━━━━━ Records provided

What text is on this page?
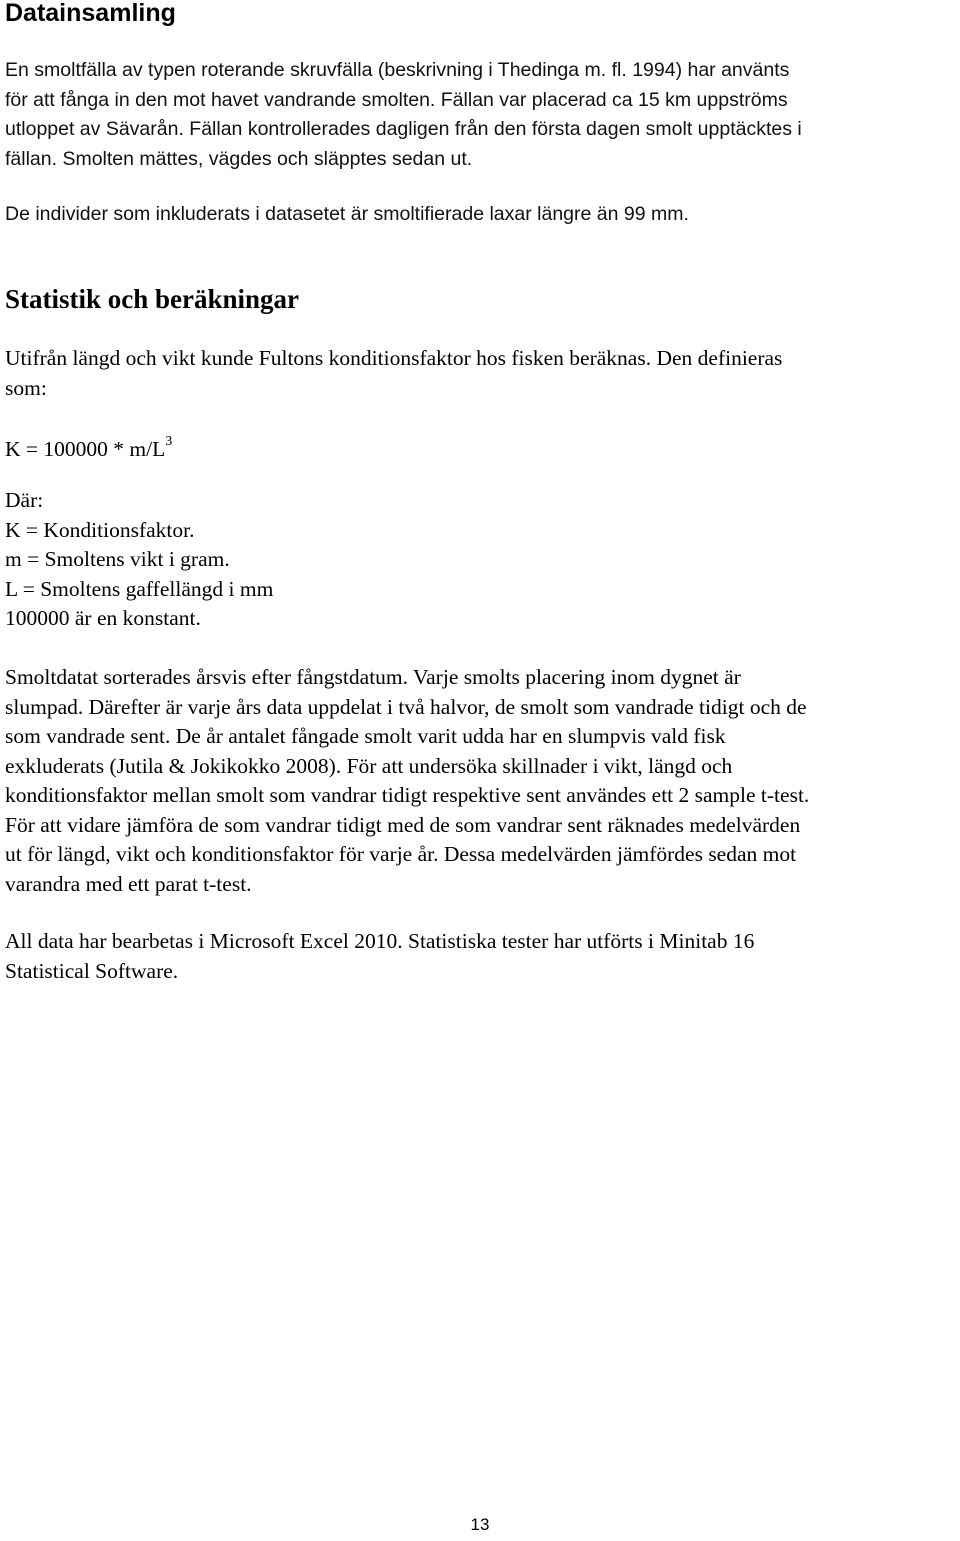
Datainsamling

En smoltfälla av typen roterande skruvfälla (beskrivning i Thedinga m. fl. 1994) har använts
för att fånga in den mot havet vandrande smolten. Fällan var placerad ca 15 km uppströms
utloppet av Sävarån. Fällan kontrollerades dagligen från den första dagen smolt upptäcktes i
fällan. Smolten mättes, vägdes och släpptes sedan ut.

De individer som inkluderats i datasetet är smoltifierade laxar längre än 99 mm.

Statistik och beräkningar

Utifrån längd och vikt kunde Fultons konditionsfaktor hos fisken beräknas. Den definieras
som:

$K = 100000 * m/L^3$

Där:
K = Konditionsfaktor.
m = Smoltens vikt i gram.
L = Smoltens gaffellängd i mm
100000 är en konstant.

Smoltdatat sorterades årsvis efter fångstdatum. Varje smolts placering inom dygnet är
slumpad. Därefter är varje års data uppdelat i två halvor, de smolt som vandrade tidigt och de
som vandrade sent. De år antalet fångade smolt varit udda har en slumpvis vald fisk
exkluderats (Jutila & Jokikokko 2008). För att undersöka skillnader i vikt, längd och
konditionsfaktor mellan smolt som vandrar tidigt respektive sent användes ett 2 sample t-test.
För att vidare jämföra de som vandrar tidigt med de som vandrar sent räknades medelvärden
ut för längd, vikt och konditionsfaktor för varje år. Dessa medelvärden jämfördes sedan mot
varandra med ett parat t-test.

All data har bearbetas i Microsoft Excel 2010. Statistiska tester har utförts i Minitab 16
Statistical Software.

13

━━━━━━━━━━

Directions for this task
Give only the number of lines in the records that contain the string "Smoltens".

The solution
2